What to produce:
Output every line below without omitting or altering anything.

▬▬▬

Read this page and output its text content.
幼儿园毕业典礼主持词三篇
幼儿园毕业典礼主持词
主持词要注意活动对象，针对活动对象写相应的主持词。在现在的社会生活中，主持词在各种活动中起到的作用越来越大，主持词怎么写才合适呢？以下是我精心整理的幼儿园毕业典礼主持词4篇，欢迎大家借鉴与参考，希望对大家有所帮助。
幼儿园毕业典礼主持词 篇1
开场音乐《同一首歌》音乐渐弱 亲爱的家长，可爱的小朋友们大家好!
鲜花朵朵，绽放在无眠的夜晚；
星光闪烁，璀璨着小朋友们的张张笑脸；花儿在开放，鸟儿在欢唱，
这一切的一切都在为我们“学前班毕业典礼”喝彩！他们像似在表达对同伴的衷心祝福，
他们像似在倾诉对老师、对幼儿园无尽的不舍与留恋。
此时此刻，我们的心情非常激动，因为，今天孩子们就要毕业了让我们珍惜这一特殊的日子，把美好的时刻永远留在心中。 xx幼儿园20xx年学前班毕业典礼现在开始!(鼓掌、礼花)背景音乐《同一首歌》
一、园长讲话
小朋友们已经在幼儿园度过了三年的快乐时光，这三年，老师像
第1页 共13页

▬▬▬

Exercise response:
Read this page and output its text content.
幼儿园毕业典礼主持词三篇
幼儿园毕业典礼主持词
主持词要注意活动对象，针对活动对象写相应的主持词。在现在的社会生活中，主持词在各种活动中起到的作用越来越大，主持词怎么写才合适呢？以下是我精心整理的幼儿园毕业典礼主持词4篇，欢迎大家借鉴与参考，希望对大家有所帮助。
幼儿园毕业典礼主持词 篇1
开场音乐《同一首歌》音乐渐弱 亲爱的家长，可爱的小朋友们大家好!
鲜花朵朵，绽放在无眠的夜晚；
星光闪烁，璀璨着小朋友们的张张笑脸；花儿在开放，鸟儿在欢唱，
这一切的一切都在为我们“学前班毕业典礼”喝彩！他们像似在表达对同伴的衷心祝福，
他们像似在倾诉对老师、对幼儿园无尽的不舍与留恋。
此时此刻，我们的心情非常激动，因为，今天孩子们就要毕业了让我们珍惜这一特殊的日子，把美好的时刻永远留在心中。 xx幼儿园20xx年学前班毕业典礼现在开始!(鼓掌、礼花)背景音乐《同一首歌》
一、园长讲话
小朋友们已经在幼儿园度过了三年的快乐时光，这三年，老师像
第1页 共13页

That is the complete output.